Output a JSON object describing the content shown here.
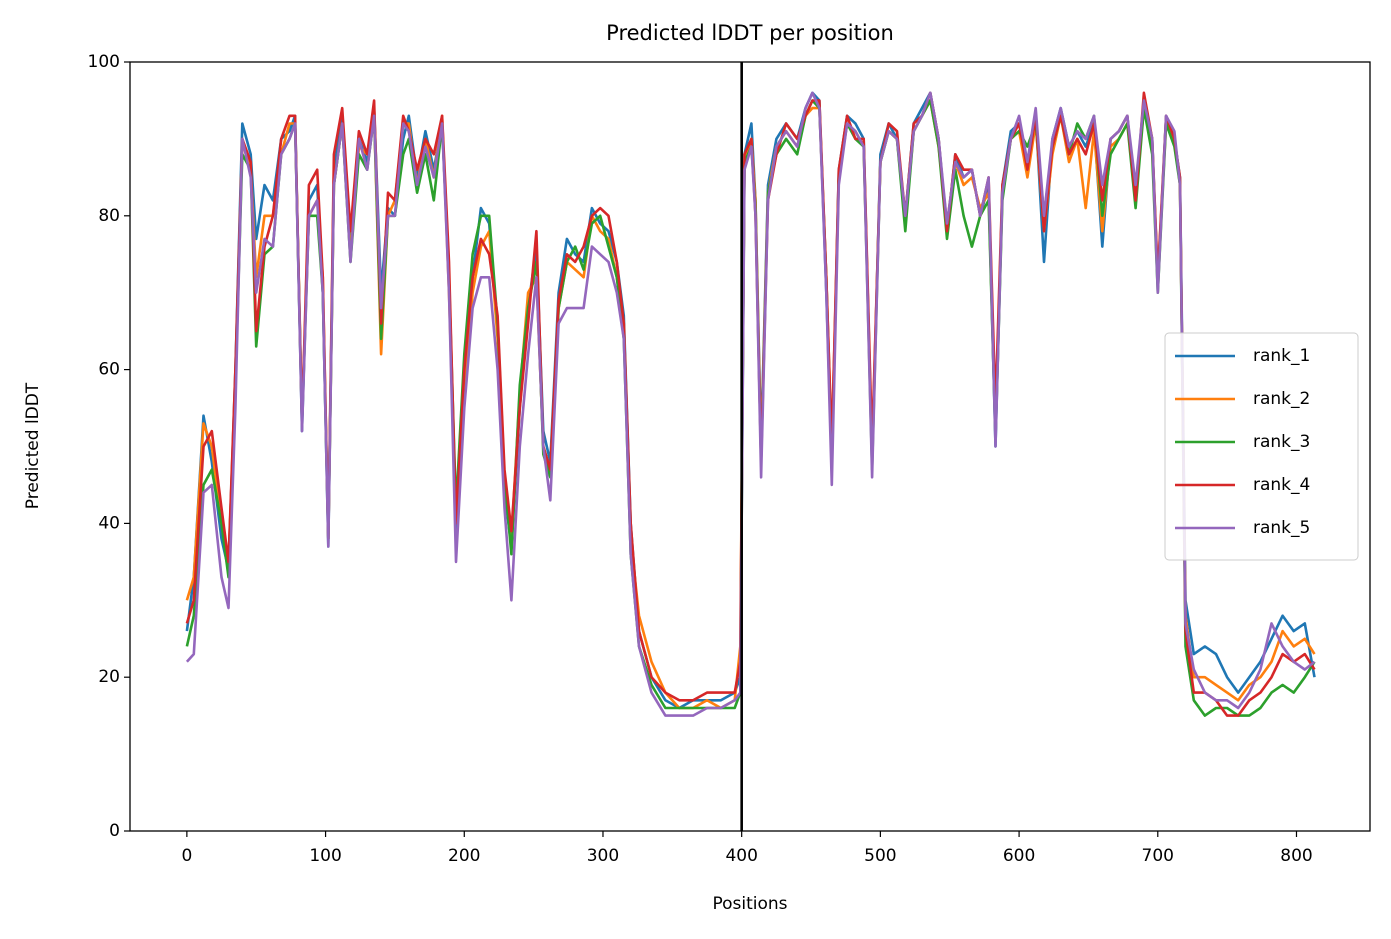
{
  "chart_data": {
    "type": "line",
    "title": "Predicted lDDT per position",
    "xlabel": "Positions",
    "ylabel": "Predicted lDDT",
    "x": [
      0,
      5,
      12,
      18,
      25,
      30,
      35,
      40,
      46,
      50,
      56,
      62,
      68,
      74,
      78,
      83,
      88,
      94,
      98,
      102,
      106,
      112,
      118,
      124,
      130,
      135,
      140,
      145,
      150,
      156,
      160,
      166,
      172,
      178,
      184,
      189,
      194,
      200,
      206,
      212,
      218,
      224,
      229,
      234,
      240,
      246,
      252,
      257,
      262,
      268,
      274,
      280,
      286,
      292,
      298,
      304,
      310,
      315,
      320,
      326,
      335,
      345,
      355,
      365,
      375,
      385,
      395,
      399,
      402,
      407,
      410,
      414,
      419,
      425,
      432,
      440,
      446,
      451,
      456,
      461,
      465,
      470,
      476,
      482,
      488,
      494,
      500,
      506,
      512,
      518,
      524,
      530,
      536,
      542,
      548,
      554,
      560,
      566,
      572,
      578,
      583,
      588,
      594,
      600,
      606,
      612,
      618,
      624,
      630,
      636,
      642,
      648,
      654,
      660,
      666,
      672,
      678,
      684,
      690,
      696,
      700,
      706,
      712,
      716,
      720,
      726,
      734,
      742,
      750,
      758,
      766,
      774,
      782,
      790,
      798,
      806,
      813
    ],
    "series": [
      {
        "name": "rank_1",
        "color": "#1f77b4",
        "values": [
          26,
          33,
          54,
          48,
          38,
          34,
          60,
          92,
          88,
          77,
          84,
          82,
          90,
          91,
          93,
          52,
          82,
          84,
          70,
          37,
          86,
          93,
          76,
          90,
          87,
          94,
          70,
          81,
          80,
          90,
          93,
          85,
          91,
          86,
          92,
          72,
          38,
          58,
          72,
          81,
          79,
          65,
          44,
          37,
          55,
          68,
          76,
          52,
          48,
          70,
          77,
          75,
          74,
          81,
          79,
          78,
          74,
          67,
          40,
          26,
          20,
          17,
          16,
          17,
          17,
          17,
          18,
          20,
          88,
          92,
          82,
          50,
          84,
          90,
          92,
          90,
          94,
          96,
          95,
          70,
          48,
          86,
          93,
          92,
          90,
          48,
          88,
          92,
          90,
          80,
          92,
          94,
          96,
          90,
          78,
          88,
          85,
          86,
          80,
          84,
          50,
          84,
          91,
          92,
          86,
          93,
          74,
          90,
          94,
          89,
          91,
          89,
          92,
          76,
          90,
          91,
          93,
          82,
          95,
          90,
          71,
          93,
          90,
          85,
          30,
          23,
          24,
          23,
          20,
          18,
          20,
          22,
          25,
          28,
          26,
          27,
          20
        ]
      },
      {
        "name": "rank_2",
        "color": "#ff7f0e",
        "values": [
          30,
          33,
          53,
          50,
          40,
          35,
          58,
          90,
          86,
          72,
          80,
          80,
          88,
          92,
          92,
          54,
          80,
          82,
          72,
          38,
          84,
          92,
          75,
          89,
          88,
          93,
          62,
          80,
          82,
          92,
          92,
          84,
          90,
          85,
          93,
          70,
          40,
          56,
          70,
          76,
          78,
          64,
          45,
          38,
          57,
          70,
          72,
          50,
          47,
          68,
          74,
          73,
          72,
          80,
          78,
          77,
          72,
          66,
          38,
          28,
          22,
          18,
          16,
          16,
          17,
          16,
          17,
          24,
          87,
          90,
          82,
          49,
          83,
          89,
          91,
          89,
          93,
          94,
          94,
          72,
          50,
          85,
          92,
          91,
          89,
          49,
          87,
          91,
          90,
          79,
          91,
          93,
          95,
          89,
          79,
          87,
          84,
          85,
          81,
          83,
          52,
          83,
          90,
          91,
          85,
          92,
          78,
          88,
          93,
          87,
          90,
          81,
          91,
          78,
          89,
          90,
          92,
          83,
          94,
          89,
          72,
          92,
          90,
          84,
          28,
          20,
          20,
          19,
          18,
          17,
          19,
          20,
          22,
          26,
          24,
          25,
          23
        ]
      },
      {
        "name": "rank_3",
        "color": "#2ca02c",
        "values": [
          24,
          28,
          45,
          47,
          40,
          33,
          58,
          88,
          86,
          63,
          75,
          76,
          88,
          90,
          92,
          53,
          80,
          80,
          70,
          38,
          84,
          92,
          74,
          88,
          86,
          93,
          64,
          80,
          80,
          88,
          90,
          83,
          88,
          82,
          92,
          72,
          42,
          62,
          75,
          80,
          80,
          66,
          46,
          36,
          58,
          68,
          74,
          49,
          46,
          68,
          74,
          76,
          73,
          79,
          80,
          76,
          72,
          64,
          36,
          24,
          19,
          16,
          16,
          16,
          16,
          16,
          16,
          18,
          87,
          89,
          81,
          48,
          83,
          88,
          90,
          88,
          93,
          95,
          94,
          72,
          48,
          85,
          92,
          90,
          89,
          47,
          87,
          91,
          90,
          78,
          91,
          93,
          95,
          89,
          77,
          86,
          80,
          76,
          80,
          82,
          51,
          82,
          90,
          91,
          89,
          92,
          80,
          89,
          93,
          88,
          92,
          90,
          93,
          80,
          88,
          90,
          92,
          81,
          94,
          88,
          70,
          92,
          89,
          84,
          24,
          17,
          15,
          16,
          16,
          15,
          15,
          16,
          18,
          19,
          18,
          20,
          22
        ]
      },
      {
        "name": "rank_4",
        "color": "#d62728",
        "values": [
          27,
          30,
          50,
          52,
          42,
          35,
          60,
          90,
          87,
          65,
          76,
          80,
          90,
          93,
          93,
          53,
          84,
          86,
          72,
          38,
          88,
          94,
          78,
          91,
          88,
          95,
          66,
          83,
          82,
          93,
          91,
          86,
          90,
          88,
          93,
          74,
          40,
          60,
          72,
          77,
          75,
          67,
          47,
          39,
          55,
          66,
          78,
          50,
          47,
          69,
          75,
          74,
          76,
          80,
          81,
          80,
          74,
          66,
          40,
          26,
          20,
          18,
          17,
          17,
          18,
          18,
          18,
          22,
          88,
          90,
          80,
          48,
          82,
          88,
          92,
          90,
          93,
          95,
          95,
          72,
          50,
          86,
          93,
          90,
          90,
          50,
          87,
          92,
          91,
          80,
          92,
          93,
          96,
          90,
          78,
          88,
          86,
          86,
          80,
          85,
          55,
          84,
          90,
          92,
          86,
          93,
          78,
          89,
          93,
          88,
          90,
          88,
          92,
          82,
          90,
          91,
          93,
          82,
          96,
          90,
          72,
          93,
          90,
          85,
          26,
          18,
          18,
          17,
          15,
          15,
          17,
          18,
          20,
          23,
          22,
          23,
          21
        ]
      },
      {
        "name": "rank_5",
        "color": "#9467bd",
        "values": [
          22,
          23,
          44,
          45,
          33,
          29,
          55,
          90,
          85,
          70,
          77,
          76,
          88,
          90,
          92,
          52,
          80,
          82,
          70,
          37,
          84,
          92,
          74,
          90,
          86,
          93,
          68,
          80,
          80,
          92,
          91,
          84,
          89,
          85,
          92,
          70,
          35,
          55,
          68,
          72,
          72,
          60,
          42,
          30,
          50,
          62,
          72,
          50,
          43,
          66,
          68,
          68,
          68,
          76,
          75,
          74,
          70,
          64,
          36,
          24,
          18,
          15,
          15,
          15,
          16,
          16,
          17,
          18,
          86,
          89,
          80,
          46,
          82,
          89,
          91,
          89,
          94,
          96,
          94,
          70,
          45,
          84,
          92,
          91,
          89,
          46,
          87,
          91,
          90,
          80,
          91,
          93,
          96,
          90,
          79,
          87,
          85,
          86,
          80,
          85,
          50,
          83,
          90,
          93,
          87,
          94,
          80,
          90,
          94,
          89,
          91,
          90,
          93,
          84,
          90,
          91,
          93,
          84,
          95,
          90,
          70,
          93,
          91,
          84,
          27,
          21,
          18,
          17,
          17,
          16,
          18,
          21,
          27,
          24,
          22,
          21,
          22
        ]
      }
    ],
    "vline": 400,
    "vline_color": "#000000",
    "xlim": [
      -41,
      853
    ],
    "ylim": [
      0,
      100
    ],
    "xticks": [
      0,
      100,
      200,
      300,
      400,
      500,
      600,
      700,
      800
    ],
    "yticks": [
      0,
      20,
      40,
      60,
      80,
      100
    ],
    "legend": "center right",
    "grid": false
  }
}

------------------------

(WRITTEN EXERCISE): Show every line of the records above that contains the word "name".

(ANSWER TO THIS TASK):
        "name": "rank_1",
        "name": "rank_2",
        "name": "rank_3",
        "name": "rank_4",
        "name": "rank_5",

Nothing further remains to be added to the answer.